* **EXERCISE REQUIREMENTS**
Report every line of the data where the string "recently" appears.

* **INFORMATION GIVEN**
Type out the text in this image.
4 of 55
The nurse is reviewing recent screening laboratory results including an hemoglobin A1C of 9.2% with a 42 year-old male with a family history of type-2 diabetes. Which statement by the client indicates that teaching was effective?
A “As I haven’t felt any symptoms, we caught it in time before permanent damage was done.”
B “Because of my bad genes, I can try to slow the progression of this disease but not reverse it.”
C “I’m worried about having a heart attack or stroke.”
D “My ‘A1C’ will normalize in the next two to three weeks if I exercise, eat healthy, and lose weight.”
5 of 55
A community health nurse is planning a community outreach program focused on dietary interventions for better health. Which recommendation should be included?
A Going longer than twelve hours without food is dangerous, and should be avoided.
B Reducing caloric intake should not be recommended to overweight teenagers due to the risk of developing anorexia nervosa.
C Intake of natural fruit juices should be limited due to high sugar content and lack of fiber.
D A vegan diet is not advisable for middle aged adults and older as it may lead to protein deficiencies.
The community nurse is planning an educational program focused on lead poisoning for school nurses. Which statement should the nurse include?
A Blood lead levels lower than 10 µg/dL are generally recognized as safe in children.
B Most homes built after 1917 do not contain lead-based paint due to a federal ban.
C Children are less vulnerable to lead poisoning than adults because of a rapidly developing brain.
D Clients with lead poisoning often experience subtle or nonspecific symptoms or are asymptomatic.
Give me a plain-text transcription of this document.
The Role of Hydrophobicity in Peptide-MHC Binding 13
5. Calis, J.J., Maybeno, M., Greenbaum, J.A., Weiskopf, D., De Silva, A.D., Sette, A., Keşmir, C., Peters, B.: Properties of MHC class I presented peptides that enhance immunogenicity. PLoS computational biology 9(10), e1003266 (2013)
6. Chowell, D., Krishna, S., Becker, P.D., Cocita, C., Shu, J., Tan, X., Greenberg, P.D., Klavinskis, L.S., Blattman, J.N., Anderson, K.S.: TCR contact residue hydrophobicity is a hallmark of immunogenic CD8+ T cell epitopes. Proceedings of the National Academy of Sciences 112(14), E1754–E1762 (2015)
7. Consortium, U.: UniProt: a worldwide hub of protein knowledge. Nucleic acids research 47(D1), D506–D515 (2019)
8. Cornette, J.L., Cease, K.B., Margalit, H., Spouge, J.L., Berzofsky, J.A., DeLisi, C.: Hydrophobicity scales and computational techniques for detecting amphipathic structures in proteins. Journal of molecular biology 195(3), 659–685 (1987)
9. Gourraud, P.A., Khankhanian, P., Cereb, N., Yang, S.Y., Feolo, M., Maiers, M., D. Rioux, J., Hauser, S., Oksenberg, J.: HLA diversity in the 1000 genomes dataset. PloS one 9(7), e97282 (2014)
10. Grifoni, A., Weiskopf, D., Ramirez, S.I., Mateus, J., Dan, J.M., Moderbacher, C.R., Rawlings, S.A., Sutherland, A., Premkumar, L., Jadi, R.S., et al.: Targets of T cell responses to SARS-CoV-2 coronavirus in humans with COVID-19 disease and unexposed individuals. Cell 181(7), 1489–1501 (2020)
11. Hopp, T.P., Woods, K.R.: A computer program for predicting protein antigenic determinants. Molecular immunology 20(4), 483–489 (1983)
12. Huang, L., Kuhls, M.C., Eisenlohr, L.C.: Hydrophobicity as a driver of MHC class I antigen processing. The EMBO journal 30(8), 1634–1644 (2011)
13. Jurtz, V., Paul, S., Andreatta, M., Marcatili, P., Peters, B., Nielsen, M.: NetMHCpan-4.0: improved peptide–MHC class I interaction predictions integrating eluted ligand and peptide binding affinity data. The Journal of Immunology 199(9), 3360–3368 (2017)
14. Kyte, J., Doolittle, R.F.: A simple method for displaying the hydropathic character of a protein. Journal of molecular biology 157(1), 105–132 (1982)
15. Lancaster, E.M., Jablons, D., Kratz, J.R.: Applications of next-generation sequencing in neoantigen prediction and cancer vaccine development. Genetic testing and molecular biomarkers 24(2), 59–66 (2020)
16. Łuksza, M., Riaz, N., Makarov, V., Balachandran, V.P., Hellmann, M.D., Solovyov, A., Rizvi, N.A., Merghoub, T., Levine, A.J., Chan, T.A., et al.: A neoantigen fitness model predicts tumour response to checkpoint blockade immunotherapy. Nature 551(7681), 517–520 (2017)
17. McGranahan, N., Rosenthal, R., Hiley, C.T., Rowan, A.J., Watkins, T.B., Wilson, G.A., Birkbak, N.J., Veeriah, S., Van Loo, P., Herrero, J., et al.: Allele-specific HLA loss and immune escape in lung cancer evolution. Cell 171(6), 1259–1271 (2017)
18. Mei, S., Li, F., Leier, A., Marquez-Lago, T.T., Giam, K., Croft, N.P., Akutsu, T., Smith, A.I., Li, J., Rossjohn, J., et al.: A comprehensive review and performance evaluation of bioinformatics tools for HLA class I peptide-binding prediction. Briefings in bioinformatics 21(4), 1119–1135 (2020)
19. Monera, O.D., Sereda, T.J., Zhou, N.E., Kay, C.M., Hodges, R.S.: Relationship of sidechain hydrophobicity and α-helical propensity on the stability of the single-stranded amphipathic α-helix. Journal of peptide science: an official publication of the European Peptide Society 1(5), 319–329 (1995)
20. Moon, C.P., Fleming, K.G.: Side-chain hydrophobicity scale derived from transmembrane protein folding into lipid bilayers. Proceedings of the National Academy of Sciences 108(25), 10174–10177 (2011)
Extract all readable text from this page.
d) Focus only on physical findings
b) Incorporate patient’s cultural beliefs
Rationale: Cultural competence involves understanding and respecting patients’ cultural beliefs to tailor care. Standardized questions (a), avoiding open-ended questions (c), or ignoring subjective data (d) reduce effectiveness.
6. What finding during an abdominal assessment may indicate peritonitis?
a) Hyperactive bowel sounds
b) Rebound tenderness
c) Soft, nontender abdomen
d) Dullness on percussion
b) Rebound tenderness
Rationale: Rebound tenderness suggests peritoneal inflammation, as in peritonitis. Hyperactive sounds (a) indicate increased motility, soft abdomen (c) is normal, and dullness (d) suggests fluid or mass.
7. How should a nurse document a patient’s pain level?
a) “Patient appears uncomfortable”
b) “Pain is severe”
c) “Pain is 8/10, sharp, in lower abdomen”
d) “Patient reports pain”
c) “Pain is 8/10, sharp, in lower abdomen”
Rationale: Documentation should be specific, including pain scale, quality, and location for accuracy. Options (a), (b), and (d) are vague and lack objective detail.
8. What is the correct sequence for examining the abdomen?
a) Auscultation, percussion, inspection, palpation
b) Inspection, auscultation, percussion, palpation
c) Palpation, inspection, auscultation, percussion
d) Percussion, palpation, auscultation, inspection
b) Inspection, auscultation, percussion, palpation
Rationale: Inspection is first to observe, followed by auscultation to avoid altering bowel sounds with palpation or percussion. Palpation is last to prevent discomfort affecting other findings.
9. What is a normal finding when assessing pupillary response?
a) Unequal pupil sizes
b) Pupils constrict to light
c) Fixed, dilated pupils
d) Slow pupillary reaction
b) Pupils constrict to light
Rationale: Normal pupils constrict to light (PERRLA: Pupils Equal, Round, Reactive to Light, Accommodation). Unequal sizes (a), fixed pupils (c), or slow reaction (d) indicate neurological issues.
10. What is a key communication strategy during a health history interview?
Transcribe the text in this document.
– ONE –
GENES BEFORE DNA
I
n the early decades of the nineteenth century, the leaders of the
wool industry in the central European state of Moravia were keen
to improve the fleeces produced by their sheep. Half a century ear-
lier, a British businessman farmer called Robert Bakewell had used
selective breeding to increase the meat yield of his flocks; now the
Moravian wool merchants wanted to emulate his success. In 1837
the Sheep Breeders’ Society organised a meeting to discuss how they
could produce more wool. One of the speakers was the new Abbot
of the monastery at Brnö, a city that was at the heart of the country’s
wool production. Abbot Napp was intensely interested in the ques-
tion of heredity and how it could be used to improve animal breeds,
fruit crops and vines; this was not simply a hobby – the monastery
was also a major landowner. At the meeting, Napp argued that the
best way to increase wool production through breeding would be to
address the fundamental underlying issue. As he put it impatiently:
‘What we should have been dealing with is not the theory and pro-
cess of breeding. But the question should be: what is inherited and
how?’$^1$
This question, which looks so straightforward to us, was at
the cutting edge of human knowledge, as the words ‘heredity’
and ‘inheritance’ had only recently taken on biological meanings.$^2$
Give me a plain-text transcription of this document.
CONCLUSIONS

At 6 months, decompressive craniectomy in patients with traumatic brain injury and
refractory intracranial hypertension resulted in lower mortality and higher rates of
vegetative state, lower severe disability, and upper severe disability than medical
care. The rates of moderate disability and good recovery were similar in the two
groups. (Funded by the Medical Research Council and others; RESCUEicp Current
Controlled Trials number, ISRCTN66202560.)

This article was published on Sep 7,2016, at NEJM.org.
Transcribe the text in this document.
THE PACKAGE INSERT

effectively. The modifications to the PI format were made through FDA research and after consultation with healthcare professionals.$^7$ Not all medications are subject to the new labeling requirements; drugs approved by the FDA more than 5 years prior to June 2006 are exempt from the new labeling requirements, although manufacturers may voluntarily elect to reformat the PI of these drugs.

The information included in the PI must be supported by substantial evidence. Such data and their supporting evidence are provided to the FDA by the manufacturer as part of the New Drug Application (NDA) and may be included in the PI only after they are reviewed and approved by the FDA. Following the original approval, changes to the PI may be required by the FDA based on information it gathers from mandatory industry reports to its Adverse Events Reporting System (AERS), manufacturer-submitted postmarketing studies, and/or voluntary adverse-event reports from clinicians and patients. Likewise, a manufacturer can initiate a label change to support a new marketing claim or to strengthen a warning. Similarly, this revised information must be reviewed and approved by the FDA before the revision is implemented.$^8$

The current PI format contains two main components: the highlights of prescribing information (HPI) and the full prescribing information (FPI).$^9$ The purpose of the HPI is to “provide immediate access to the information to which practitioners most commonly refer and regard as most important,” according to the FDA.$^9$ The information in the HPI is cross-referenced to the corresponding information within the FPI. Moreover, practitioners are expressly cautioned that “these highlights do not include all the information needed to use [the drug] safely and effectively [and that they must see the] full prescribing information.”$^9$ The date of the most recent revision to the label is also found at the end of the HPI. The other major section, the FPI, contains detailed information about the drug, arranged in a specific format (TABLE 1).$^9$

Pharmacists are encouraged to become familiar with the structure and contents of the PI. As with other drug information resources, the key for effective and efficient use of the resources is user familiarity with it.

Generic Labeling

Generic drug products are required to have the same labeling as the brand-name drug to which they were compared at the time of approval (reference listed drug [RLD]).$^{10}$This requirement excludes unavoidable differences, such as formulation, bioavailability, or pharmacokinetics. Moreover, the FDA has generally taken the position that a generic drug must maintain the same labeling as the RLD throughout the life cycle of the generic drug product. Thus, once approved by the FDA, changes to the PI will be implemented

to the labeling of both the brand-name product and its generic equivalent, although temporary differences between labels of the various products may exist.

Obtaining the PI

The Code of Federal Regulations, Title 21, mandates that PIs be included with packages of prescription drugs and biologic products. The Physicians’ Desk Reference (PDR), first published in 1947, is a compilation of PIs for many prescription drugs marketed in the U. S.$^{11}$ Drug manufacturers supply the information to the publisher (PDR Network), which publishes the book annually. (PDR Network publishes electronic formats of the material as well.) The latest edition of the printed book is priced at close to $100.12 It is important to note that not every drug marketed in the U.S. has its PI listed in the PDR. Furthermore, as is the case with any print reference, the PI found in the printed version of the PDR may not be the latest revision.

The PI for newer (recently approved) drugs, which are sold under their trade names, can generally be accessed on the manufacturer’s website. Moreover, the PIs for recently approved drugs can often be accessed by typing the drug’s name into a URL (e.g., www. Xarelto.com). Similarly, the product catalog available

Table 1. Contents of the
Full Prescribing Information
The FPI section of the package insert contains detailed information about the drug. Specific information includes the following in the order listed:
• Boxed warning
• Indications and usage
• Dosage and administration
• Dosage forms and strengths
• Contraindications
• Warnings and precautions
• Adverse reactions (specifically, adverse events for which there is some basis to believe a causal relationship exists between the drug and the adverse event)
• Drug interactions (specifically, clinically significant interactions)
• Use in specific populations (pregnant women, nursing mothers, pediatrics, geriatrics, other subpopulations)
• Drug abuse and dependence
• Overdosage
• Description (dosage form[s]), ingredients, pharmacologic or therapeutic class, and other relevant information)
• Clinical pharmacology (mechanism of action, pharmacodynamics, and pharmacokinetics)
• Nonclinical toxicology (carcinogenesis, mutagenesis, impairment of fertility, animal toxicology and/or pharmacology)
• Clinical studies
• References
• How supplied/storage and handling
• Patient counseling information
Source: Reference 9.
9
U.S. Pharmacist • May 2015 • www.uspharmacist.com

* **TASK OUTPUT**
and ‘inheritance’ had only recently taken on biological meanings.$^2$
The PI for newer (recently approved) drugs, which are sold under their trade names, can generally be accessed on the manufacturer’s website. Moreover, the PIs for recently approved drugs can often be accessed by typing the drug’s name into a URL (e.g., www. Xarelto.com). Similarly, the product catalog available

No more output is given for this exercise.